_Exercise brief_.
Records follow. Select each line holding "color".
↓
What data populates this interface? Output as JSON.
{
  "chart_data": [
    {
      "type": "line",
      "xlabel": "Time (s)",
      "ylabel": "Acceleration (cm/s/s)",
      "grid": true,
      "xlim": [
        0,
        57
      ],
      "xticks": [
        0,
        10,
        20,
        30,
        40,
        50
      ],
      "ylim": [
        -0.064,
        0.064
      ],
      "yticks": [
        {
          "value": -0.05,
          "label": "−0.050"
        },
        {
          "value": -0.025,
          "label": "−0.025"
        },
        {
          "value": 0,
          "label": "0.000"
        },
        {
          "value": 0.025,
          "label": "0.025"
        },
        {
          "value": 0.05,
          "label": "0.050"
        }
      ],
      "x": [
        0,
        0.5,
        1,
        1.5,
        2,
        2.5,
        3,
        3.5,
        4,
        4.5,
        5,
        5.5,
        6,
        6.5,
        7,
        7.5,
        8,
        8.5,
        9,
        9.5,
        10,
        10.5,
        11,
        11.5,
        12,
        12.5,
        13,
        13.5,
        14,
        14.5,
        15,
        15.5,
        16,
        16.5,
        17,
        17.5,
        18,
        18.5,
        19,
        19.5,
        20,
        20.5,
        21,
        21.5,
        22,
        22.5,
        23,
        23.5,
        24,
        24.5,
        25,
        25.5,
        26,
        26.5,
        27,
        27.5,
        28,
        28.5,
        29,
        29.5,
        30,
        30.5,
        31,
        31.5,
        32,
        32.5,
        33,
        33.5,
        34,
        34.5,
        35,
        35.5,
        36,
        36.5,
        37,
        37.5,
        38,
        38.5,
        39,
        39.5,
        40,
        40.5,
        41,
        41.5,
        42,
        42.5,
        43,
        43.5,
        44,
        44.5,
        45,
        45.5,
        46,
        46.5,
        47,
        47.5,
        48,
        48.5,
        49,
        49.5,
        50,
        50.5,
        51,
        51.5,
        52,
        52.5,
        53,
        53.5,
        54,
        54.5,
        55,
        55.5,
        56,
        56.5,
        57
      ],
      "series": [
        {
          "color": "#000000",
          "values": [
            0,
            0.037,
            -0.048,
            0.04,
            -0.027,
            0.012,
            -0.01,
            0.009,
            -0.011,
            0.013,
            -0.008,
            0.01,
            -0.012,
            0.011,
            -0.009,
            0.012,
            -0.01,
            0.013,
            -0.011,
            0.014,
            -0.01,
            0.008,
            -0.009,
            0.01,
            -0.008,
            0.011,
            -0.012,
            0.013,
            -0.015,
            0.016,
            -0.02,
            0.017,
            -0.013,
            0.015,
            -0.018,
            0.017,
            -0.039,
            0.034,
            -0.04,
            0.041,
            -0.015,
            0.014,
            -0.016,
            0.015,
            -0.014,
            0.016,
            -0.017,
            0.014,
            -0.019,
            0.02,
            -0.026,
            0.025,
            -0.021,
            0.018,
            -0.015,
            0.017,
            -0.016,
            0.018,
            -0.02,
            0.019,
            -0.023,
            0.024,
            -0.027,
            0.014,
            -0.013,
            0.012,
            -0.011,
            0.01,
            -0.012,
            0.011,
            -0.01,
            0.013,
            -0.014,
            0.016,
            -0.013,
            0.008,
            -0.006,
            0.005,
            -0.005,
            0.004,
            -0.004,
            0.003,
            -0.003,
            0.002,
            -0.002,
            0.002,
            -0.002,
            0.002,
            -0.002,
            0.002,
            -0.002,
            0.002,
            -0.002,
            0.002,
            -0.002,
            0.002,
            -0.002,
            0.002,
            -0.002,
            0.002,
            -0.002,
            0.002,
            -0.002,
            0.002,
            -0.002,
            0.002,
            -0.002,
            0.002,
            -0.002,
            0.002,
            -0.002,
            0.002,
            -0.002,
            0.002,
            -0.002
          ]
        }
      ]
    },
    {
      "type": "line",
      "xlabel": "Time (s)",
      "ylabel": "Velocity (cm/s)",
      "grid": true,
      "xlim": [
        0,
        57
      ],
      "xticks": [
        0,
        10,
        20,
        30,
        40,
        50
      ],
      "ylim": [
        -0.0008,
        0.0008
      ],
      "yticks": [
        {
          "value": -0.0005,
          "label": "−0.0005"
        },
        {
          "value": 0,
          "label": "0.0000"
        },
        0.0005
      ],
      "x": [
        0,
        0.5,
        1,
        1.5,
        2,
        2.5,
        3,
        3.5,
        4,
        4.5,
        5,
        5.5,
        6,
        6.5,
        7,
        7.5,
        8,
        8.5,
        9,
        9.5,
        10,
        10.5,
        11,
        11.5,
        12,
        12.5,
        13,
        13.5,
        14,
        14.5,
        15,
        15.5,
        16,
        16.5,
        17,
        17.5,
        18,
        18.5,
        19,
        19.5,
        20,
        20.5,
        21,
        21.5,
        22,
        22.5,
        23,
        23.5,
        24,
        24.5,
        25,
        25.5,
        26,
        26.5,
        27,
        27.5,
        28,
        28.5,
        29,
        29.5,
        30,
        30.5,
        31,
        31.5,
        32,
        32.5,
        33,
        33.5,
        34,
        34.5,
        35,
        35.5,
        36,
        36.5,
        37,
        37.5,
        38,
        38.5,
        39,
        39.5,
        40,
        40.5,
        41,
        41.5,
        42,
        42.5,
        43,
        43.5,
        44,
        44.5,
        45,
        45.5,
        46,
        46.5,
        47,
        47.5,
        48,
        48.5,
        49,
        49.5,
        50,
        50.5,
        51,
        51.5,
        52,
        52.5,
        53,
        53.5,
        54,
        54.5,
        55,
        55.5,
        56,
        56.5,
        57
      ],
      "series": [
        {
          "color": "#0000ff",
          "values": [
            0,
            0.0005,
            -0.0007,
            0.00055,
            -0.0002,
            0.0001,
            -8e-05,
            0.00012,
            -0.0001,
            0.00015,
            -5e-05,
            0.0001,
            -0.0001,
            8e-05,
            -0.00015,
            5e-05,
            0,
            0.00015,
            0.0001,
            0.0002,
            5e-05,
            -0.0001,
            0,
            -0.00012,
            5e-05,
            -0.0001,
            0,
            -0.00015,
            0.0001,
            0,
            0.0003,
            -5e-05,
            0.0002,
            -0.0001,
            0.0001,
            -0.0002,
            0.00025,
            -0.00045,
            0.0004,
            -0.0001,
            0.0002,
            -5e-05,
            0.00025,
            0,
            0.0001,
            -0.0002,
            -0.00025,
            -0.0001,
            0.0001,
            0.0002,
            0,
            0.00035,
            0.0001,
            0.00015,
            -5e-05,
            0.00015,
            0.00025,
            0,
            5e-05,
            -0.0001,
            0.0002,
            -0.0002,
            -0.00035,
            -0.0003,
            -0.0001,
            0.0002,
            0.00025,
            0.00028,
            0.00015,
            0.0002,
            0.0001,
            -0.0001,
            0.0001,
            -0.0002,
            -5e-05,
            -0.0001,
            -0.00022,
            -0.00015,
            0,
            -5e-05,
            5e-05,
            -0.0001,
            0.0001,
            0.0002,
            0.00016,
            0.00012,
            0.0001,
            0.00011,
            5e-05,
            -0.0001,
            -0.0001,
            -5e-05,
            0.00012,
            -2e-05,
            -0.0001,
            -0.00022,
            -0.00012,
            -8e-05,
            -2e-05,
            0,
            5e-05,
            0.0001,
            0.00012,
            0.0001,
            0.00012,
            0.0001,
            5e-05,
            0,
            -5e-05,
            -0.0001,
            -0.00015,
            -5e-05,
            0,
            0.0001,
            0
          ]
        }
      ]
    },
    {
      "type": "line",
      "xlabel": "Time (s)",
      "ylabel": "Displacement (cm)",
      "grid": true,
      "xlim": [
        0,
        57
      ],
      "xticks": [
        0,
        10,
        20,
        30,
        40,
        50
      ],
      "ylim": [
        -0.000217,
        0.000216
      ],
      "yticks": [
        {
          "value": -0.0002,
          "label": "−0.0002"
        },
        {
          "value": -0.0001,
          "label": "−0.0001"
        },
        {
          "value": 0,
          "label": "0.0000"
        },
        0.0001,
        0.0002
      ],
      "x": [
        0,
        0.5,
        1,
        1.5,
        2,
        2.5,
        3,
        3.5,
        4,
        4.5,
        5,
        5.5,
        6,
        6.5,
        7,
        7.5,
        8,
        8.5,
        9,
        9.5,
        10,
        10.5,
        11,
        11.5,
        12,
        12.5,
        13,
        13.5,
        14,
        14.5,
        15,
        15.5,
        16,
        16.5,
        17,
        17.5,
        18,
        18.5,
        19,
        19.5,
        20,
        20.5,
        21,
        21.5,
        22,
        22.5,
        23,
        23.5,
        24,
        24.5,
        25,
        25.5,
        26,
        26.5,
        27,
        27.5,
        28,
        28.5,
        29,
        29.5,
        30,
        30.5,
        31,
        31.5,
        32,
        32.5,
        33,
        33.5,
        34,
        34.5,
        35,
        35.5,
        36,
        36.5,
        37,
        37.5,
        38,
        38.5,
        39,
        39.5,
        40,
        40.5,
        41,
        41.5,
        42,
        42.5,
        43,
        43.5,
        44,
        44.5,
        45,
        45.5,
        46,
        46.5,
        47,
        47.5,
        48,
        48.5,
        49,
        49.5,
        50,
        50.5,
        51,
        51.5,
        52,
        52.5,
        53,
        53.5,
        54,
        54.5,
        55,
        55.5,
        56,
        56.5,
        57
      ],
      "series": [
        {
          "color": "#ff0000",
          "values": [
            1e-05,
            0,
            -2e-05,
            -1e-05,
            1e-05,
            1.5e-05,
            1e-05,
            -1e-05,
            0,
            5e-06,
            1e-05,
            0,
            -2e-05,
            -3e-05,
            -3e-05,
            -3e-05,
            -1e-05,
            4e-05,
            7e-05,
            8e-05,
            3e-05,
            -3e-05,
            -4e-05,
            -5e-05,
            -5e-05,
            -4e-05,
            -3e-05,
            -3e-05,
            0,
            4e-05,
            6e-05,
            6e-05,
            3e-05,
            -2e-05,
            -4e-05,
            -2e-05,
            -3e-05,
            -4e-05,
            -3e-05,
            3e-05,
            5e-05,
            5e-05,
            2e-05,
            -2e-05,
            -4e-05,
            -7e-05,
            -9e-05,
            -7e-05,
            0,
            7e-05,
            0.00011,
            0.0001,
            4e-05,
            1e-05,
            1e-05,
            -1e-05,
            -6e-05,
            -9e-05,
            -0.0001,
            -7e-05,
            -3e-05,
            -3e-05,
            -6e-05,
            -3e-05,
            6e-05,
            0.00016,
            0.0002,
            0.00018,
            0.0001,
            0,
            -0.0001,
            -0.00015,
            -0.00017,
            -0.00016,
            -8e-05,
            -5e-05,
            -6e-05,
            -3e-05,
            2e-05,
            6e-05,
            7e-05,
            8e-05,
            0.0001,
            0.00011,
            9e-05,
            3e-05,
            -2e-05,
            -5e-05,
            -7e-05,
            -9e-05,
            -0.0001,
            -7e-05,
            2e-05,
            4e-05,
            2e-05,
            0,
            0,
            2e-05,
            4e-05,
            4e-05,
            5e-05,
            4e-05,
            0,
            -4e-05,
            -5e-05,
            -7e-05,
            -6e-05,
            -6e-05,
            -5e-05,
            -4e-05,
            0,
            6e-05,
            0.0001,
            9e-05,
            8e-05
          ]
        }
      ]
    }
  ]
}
↑
_Result_.
          "color": "#000000",
          "color": "#0000ff",
          "color": "#ff0000",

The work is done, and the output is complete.